EXERCISE REQUIREMENTS → Output every entry exactly, from the first line to the last.

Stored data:
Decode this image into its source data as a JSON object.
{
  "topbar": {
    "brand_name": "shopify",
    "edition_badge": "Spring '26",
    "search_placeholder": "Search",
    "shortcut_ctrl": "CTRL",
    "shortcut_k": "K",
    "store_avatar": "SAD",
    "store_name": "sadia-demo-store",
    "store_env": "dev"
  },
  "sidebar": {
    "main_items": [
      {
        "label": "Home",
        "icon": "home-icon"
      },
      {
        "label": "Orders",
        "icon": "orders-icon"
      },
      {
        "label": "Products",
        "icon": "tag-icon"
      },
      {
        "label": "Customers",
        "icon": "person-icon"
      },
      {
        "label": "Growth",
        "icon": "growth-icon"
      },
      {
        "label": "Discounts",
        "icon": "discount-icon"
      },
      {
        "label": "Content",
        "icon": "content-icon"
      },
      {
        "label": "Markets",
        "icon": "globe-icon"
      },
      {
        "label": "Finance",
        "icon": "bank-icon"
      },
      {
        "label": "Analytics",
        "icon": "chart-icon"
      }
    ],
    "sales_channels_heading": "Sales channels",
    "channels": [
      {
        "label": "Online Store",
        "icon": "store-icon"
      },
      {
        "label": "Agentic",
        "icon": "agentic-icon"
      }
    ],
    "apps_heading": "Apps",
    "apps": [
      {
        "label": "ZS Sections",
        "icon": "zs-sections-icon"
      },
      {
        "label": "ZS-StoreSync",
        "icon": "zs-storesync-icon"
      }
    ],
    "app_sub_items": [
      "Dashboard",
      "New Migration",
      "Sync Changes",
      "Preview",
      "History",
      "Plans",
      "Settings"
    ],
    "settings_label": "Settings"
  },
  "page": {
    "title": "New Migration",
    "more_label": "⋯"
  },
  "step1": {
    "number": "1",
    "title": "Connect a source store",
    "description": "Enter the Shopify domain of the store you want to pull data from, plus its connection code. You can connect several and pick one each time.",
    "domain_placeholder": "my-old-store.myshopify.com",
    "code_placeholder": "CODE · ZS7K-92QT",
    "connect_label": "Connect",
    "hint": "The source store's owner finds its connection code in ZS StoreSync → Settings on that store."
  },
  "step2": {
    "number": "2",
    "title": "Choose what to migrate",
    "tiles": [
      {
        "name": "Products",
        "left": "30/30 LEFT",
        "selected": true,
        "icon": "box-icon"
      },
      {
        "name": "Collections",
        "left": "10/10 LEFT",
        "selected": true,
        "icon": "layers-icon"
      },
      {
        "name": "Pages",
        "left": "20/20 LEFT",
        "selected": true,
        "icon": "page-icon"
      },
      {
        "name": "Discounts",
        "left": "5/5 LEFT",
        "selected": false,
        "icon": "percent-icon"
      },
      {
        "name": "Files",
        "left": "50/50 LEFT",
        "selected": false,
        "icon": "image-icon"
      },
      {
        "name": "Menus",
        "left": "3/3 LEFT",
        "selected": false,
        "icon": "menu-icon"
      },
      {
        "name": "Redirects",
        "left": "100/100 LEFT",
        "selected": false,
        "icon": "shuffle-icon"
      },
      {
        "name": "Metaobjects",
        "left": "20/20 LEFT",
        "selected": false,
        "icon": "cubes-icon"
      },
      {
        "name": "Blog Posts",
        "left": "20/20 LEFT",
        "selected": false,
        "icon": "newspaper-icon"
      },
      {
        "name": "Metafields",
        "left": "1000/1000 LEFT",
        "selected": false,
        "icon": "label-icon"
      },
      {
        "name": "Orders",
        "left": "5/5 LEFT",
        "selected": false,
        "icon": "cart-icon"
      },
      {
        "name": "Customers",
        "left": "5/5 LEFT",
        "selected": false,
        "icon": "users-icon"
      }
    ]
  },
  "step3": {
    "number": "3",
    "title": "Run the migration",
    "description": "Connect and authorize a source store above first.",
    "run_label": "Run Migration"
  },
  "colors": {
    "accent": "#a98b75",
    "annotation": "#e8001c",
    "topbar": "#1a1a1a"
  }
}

WRITTEN ANSWER →
Decode this image into its source data as a JSON object.
{
  "topbar": {
    "brand_name": "shopify",
    "edition_badge": "Spring '26",
    "search_placeholder": "Search",
    "shortcut_ctrl": "CTRL",
    "shortcut_k": "K",
    "store_avatar": "SAD",
    "store_name": "sadia-demo-store",
    "store_env": "dev"
  },
  "sidebar": {
    "main_items": [
      {
        "label": "Home",
        "icon": "home-icon"
      },
      {
        "label": "Orders",
        "icon": "orders-icon"
      },
      {
        "label": "Products",
        "icon": "tag-icon"
      },
      {
        "label": "Customers",
        "icon": "person-icon"
      },
      {
        "label": "Growth",
        "icon": "growth-icon"
      },
      {
        "label": "Discounts",
        "icon": "discount-icon"
      },
      {
        "label": "Content",
        "icon": "content-icon"
      },
      {
        "label": "Markets",
        "icon": "globe-icon"
      },
      {
        "label": "Finance",
        "icon": "bank-icon"
      },
      {
        "label": "Analytics",
        "icon": "chart-icon"
      }
    ],
    "sales_channels_heading": "Sales channels",
    "channels": [
      {
        "label": "Online Store",
        "icon": "store-icon"
      },
      {
        "label": "Agentic",
        "icon": "agentic-icon"
      }
    ],
    "apps_heading": "Apps",
    "apps": [
      {
        "label": "ZS Sections",
        "icon": "zs-sections-icon"
      },
      {
        "label": "ZS-StoreSync",
        "icon": "zs-storesync-icon"
      }
    ],
    "app_sub_items": [
      "Dashboard",
      "New Migration",
      "Sync Changes",
      "Preview",
      "History",
      "Plans",
      "Settings"
    ],
    "settings_label": "Settings"
  },
  "page": {
    "title": "New Migration",
    "more_label": "⋯"
  },
  "step1": {
    "number": "1",
    "title": "Connect a source store",
    "description": "Enter the Shopify domain of the store you want to pull data from, plus its connection code. You can connect several and pick one each time.",
    "domain_placeholder": "my-old-store.myshopify.com",
    "code_placeholder": "CODE · ZS7K-92QT",
    "connect_label": "Connect",
    "hint": "The source store's owner finds its connection code in ZS StoreSync → Settings on that store."
  },
  "step2": {
    "number": "2",
    "title": "Choose what to migrate",
    "tiles": [
      {
        "name": "Products",
        "left": "30/30 LEFT",
        "selected": true,
        "icon": "box-icon"
      },
      {
        "name": "Collections",
        "left": "10/10 LEFT",
        "selected": true,
        "icon": "layers-icon"
      },
      {
        "name": "Pages",
        "left": "20/20 LEFT",
        "selected": true,
        "icon": "page-icon"
      },
      {
        "name": "Discounts",
        "left": "5/5 LEFT",
        "selected": false,
        "icon": "percent-icon"
      },
      {
        "name": "Files",
        "left": "50/50 LEFT",
        "selected": false,
        "icon": "image-icon"
      },
      {
        "name": "Menus",
        "left": "3/3 LEFT",
        "selected": false,
        "icon": "menu-icon"
      },
      {
        "name": "Redirects",
        "left": "100/100 LEFT",
        "selected": false,
        "icon": "shuffle-icon"
      },
      {
        "name": "Metaobjects",
        "left": "20/20 LEFT",
        "selected": false,
        "icon": "cubes-icon"
      },
      {
        "name": "Blog Posts",
        "left": "20/20 LEFT",
        "selected": false,
        "icon": "newspaper-icon"
      },
      {
        "name": "Metafields",
        "left": "1000/1000 LEFT",
        "selected": false,
        "icon": "label-icon"
      },
      {
        "name": "Orders",
        "left": "5/5 LEFT",
        "selected": false,
        "icon": "cart-icon"
      },
      {
        "name": "Customers",
        "left": "5/5 LEFT",
        "selected": false,
        "icon": "users-icon"
      }
    ]
  },
  "step3": {
    "number": "3",
    "title": "Run the migration",
    "description": "Connect and authorize a source store above first.",
    "run_label": "Run Migration"
  },
  "colors": {
    "accent": "#a98b75",
    "annotation": "#e8001c",
    "topbar": "#1a1a1a"
  }
}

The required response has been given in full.